> _Written problem_
Output the data exactly, with every line intact.

> _Information provided_
----------------
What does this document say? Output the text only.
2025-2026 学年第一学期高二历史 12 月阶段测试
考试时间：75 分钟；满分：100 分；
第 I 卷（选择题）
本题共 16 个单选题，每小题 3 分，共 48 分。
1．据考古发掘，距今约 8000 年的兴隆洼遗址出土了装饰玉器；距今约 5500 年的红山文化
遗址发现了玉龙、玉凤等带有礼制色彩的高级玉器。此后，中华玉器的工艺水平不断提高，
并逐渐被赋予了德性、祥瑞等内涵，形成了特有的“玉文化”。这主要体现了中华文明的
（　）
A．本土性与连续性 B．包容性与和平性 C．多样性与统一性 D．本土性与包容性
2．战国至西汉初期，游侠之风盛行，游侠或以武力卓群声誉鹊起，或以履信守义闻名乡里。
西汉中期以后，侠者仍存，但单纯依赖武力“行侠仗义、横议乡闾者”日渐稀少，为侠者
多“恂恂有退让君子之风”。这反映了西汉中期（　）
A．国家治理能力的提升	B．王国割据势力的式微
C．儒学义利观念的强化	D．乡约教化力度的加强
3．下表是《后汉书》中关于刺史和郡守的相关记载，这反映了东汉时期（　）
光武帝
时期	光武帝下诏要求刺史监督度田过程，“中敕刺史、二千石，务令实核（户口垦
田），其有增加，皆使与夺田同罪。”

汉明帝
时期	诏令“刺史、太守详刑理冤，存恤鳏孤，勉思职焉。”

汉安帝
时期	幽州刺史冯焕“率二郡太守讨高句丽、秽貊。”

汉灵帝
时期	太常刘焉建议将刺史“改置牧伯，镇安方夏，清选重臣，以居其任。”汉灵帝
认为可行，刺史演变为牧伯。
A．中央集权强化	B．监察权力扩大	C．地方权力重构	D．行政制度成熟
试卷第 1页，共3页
----------------
> _Response to the task_
What does this document say? Output the text only.
2025-2026 学年第一学期高二历史 12 月阶段测试
考试时间：75 分钟；满分：100 分；
第 I 卷（选择题）
本题共 16 个单选题，每小题 3 分，共 48 分。
1．据考古发掘，距今约 8000 年的兴隆洼遗址出土了装饰玉器；距今约 5500 年的红山文化
遗址发现了玉龙、玉凤等带有礼制色彩的高级玉器。此后，中华玉器的工艺水平不断提高，
并逐渐被赋予了德性、祥瑞等内涵，形成了特有的“玉文化”。这主要体现了中华文明的
（　）
A．本土性与连续性 B．包容性与和平性 C．多样性与统一性 D．本土性与包容性
2．战国至西汉初期，游侠之风盛行，游侠或以武力卓群声誉鹊起，或以履信守义闻名乡里。
西汉中期以后，侠者仍存，但单纯依赖武力“行侠仗义、横议乡闾者”日渐稀少，为侠者
多“恂恂有退让君子之风”。这反映了西汉中期（　）
A．国家治理能力的提升	B．王国割据势力的式微
C．儒学义利观念的强化	D．乡约教化力度的加强
3．下表是《后汉书》中关于刺史和郡守的相关记载，这反映了东汉时期（　）
光武帝
时期	光武帝下诏要求刺史监督度田过程，“中敕刺史、二千石，务令实核（户口垦
田），其有增加，皆使与夺田同罪。”

汉明帝
时期	诏令“刺史、太守详刑理冤，存恤鳏孤，勉思职焉。”

汉安帝
时期	幽州刺史冯焕“率二郡太守讨高句丽、秽貊。”

汉灵帝
时期	太常刘焉建议将刺史“改置牧伯，镇安方夏，清选重臣，以居其任。”汉灵帝
认为可行，刺史演变为牧伯。
A．中央集权强化	B．监察权力扩大	C．地方权力重构	D．行政制度成熟
试卷第 1页，共3页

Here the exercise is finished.